[Figure contents as structured data]
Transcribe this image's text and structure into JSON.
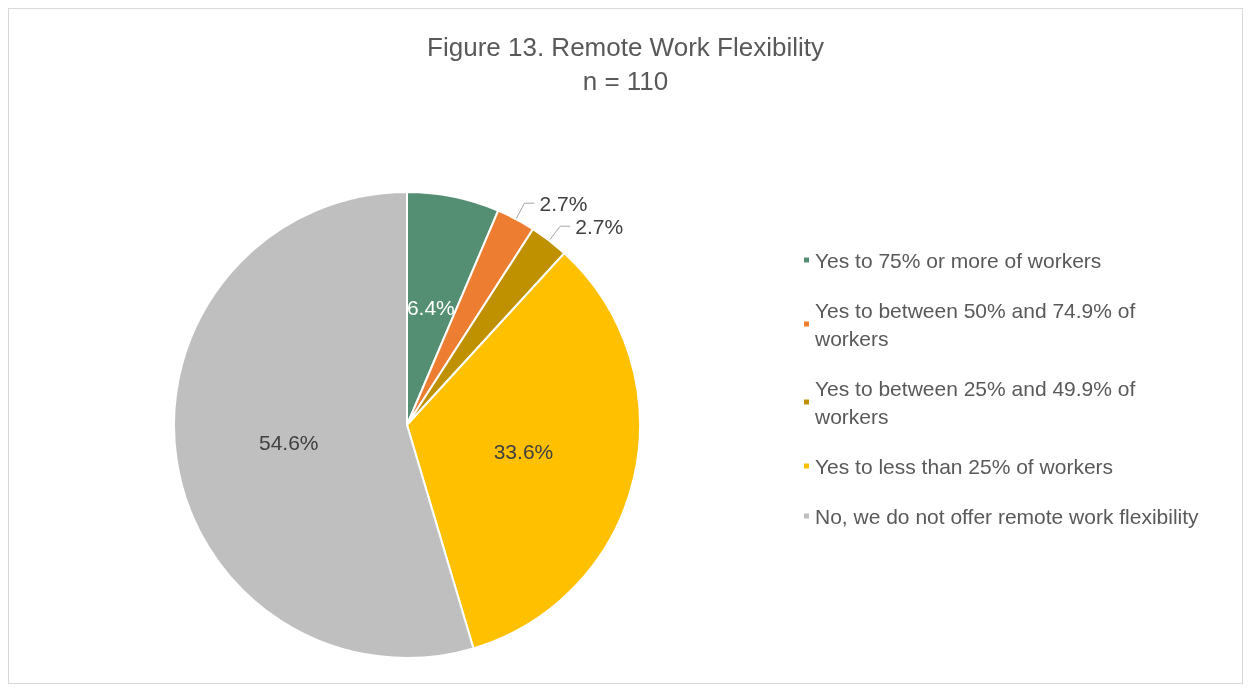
{
  "chart_data": {
    "type": "pie",
    "title": "Figure 13. Remote Work Flexibility",
    "subtitle": "n = 110",
    "categories": [
      "Yes to 75% or more of workers",
      "Yes to between 50% and 74.9% of workers",
      "Yes to between 25% and 49.9% of workers",
      "Yes to less than 25% of workers",
      "No, we do not offer remote work flexibility"
    ],
    "values": [
      6.4,
      2.7,
      2.7,
      33.6,
      54.6
    ],
    "value_labels": [
      "6.4%",
      "2.7%",
      "2.7%",
      "33.6%",
      "54.6%"
    ],
    "colors": [
      "#548f73",
      "#ed7d31",
      "#bf9000",
      "#ffc000",
      "#bfbfbf"
    ],
    "legend": "right"
  }
}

**EXERCISE DESCRIPTION:** Go through the preceding material and copy each line that has the word "between".

**EXERCISE RESULT:**
      "Yes to between 50% and 74.9% of workers",
      "Yes to between 25% and 49.9% of workers",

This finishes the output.